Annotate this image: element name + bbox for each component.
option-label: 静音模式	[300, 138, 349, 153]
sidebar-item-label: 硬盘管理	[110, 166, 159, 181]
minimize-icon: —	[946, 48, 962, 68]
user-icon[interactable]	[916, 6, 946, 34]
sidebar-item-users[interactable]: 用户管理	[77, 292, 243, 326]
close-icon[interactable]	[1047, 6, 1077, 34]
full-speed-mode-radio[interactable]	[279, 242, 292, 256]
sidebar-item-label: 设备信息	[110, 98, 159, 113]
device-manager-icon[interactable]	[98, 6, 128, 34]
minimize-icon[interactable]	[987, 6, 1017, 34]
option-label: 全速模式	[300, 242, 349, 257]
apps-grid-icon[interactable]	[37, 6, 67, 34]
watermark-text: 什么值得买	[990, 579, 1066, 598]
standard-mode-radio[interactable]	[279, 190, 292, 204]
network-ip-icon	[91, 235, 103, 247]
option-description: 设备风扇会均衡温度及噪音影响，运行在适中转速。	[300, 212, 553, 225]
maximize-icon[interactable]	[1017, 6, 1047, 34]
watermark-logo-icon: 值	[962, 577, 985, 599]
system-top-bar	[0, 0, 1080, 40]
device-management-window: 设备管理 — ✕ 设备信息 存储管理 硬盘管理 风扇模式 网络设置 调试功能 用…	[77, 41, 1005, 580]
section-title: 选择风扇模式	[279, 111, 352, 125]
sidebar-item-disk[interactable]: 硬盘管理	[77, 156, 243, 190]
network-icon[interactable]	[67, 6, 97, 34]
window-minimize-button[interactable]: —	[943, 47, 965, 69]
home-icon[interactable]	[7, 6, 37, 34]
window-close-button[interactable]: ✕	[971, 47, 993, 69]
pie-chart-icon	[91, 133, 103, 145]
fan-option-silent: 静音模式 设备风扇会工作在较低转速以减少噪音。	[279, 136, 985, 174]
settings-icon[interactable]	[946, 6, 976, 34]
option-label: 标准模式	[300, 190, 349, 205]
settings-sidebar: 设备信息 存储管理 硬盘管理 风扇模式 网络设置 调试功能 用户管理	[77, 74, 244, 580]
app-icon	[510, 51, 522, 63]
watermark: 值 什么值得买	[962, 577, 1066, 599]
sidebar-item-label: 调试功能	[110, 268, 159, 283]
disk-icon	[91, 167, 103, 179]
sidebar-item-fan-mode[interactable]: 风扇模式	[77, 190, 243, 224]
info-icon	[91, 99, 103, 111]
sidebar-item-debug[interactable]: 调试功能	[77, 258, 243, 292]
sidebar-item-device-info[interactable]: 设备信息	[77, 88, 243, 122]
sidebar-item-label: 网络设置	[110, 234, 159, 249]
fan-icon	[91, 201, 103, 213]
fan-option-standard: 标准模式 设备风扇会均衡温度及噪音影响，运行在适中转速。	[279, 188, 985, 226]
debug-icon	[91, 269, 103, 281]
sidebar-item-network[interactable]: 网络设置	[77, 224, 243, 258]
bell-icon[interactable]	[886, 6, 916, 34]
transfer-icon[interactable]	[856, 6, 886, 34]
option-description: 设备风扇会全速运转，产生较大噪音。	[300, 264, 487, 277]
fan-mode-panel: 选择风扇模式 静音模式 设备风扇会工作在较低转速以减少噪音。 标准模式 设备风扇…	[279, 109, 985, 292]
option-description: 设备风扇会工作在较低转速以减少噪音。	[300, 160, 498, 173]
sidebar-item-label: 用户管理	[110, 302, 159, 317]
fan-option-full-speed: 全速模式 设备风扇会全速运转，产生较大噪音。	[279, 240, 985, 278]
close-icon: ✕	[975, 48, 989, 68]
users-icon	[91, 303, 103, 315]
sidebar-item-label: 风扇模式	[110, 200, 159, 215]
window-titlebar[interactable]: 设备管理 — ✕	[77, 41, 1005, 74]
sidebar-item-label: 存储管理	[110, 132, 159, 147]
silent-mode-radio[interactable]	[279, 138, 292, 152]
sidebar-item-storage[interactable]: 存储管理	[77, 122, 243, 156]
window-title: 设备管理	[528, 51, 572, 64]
:::::
Render the data above as a numbered list, leaving out any blank lines.

1. Annotate this image: element name + bbox for each component.
2. option-label: 静音模式	[300, 138, 349, 153]
3. sidebar-item-label: 硬盘管理	[110, 166, 159, 181]
4. minimize-icon: —	[946, 48, 962, 68]
5. user-icon[interactable]	[916, 6, 946, 34]
6. sidebar-item-users[interactable]: 用户管理	[77, 292, 243, 326]
7. close-icon[interactable]	[1047, 6, 1077, 34]
8. full-speed-mode-radio[interactable]	[279, 242, 292, 256]
9. sidebar-item-label: 设备信息	[110, 98, 159, 113]
10. device-manager-icon[interactable]	[98, 6, 128, 34]
11. minimize-icon[interactable]	[987, 6, 1017, 34]
12. option-label: 全速模式	[300, 242, 349, 257]
13. apps-grid-icon[interactable]	[37, 6, 67, 34]
14. watermark-text: 什么值得买	[990, 579, 1066, 598]
15. standard-mode-radio[interactable]	[279, 190, 292, 204]
16. network-ip-icon	[91, 235, 103, 247]
17. option-description: 设备风扇会均衡温度及噪音影响，运行在适中转速。	[300, 212, 553, 225]
18. maximize-icon[interactable]	[1017, 6, 1047, 34]
19. watermark-logo-icon: 值	[962, 577, 985, 599]
20. system-top-bar	[0, 0, 1080, 40]
21. device-management-window: 设备管理 — ✕ 设备信息 存储管理 硬盘管理 风扇模式 网络设置 调试功能 用…	[77, 41, 1005, 580]
22. section-title: 选择风扇模式	[279, 111, 352, 125]
23. sidebar-item-disk[interactable]: 硬盘管理	[77, 156, 243, 190]
24. network-icon[interactable]	[67, 6, 97, 34]
25. window-minimize-button[interactable]: —	[943, 47, 965, 69]
26. home-icon[interactable]	[7, 6, 37, 34]
27. window-close-button[interactable]: ✕	[971, 47, 993, 69]
28. pie-chart-icon	[91, 133, 103, 145]
29. fan-option-silent: 静音模式 设备风扇会工作在较低转速以减少噪音。	[279, 136, 985, 174]
30. settings-icon[interactable]	[946, 6, 976, 34]
31. option-label: 标准模式	[300, 190, 349, 205]
32. settings-sidebar: 设备信息 存储管理 硬盘管理 风扇模式 网络设置 调试功能 用户管理	[77, 74, 244, 580]
33. app-icon	[510, 51, 522, 63]
34. watermark: 值 什么值得买	[962, 577, 1066, 599]
35. sidebar-item-label: 调试功能	[110, 268, 159, 283]
36. disk-icon	[91, 167, 103, 179]
37. sidebar-item-fan-mode[interactable]: 风扇模式	[77, 190, 243, 224]
38. info-icon	[91, 99, 103, 111]
39. sidebar-item-debug[interactable]: 调试功能	[77, 258, 243, 292]
40. sidebar-item-device-info[interactable]: 设备信息	[77, 88, 243, 122]
41. sidebar-item-label: 网络设置	[110, 234, 159, 249]
42. fan-icon	[91, 201, 103, 213]
43. fan-option-standard: 标准模式 设备风扇会均衡温度及噪音影响，运行在适中转速。	[279, 188, 985, 226]
44. debug-icon	[91, 269, 103, 281]
45. sidebar-item-network[interactable]: 网络设置	[77, 224, 243, 258]
46. bell-icon[interactable]	[886, 6, 916, 34]
47. transfer-icon[interactable]	[856, 6, 886, 34]
48. option-description: 设备风扇会全速运转，产生较大噪音。	[300, 264, 487, 277]
49. fan-mode-panel: 选择风扇模式 静音模式 设备风扇会工作在较低转速以减少噪音。 标准模式 设备风扇…	[279, 109, 985, 292]
50. option-description: 设备风扇会工作在较低转速以减少噪音。	[300, 160, 498, 173]
51. sidebar-item-label: 用户管理	[110, 302, 159, 317]
52. fan-option-full-speed: 全速模式 设备风扇会全速运转，产生较大噪音。	[279, 240, 985, 278]
53. close-icon: ✕	[975, 48, 989, 68]
54. users-icon	[91, 303, 103, 315]
55. sidebar-item-label: 风扇模式	[110, 200, 159, 215]
56. window-titlebar[interactable]: 设备管理 — ✕	[77, 41, 1005, 74]
57. sidebar-item-label: 存储管理	[110, 132, 159, 147]
58. silent-mode-radio[interactable]	[279, 138, 292, 152]
59. sidebar-item-storage[interactable]: 存储管理	[77, 122, 243, 156]
60. window-title: 设备管理	[528, 51, 572, 64]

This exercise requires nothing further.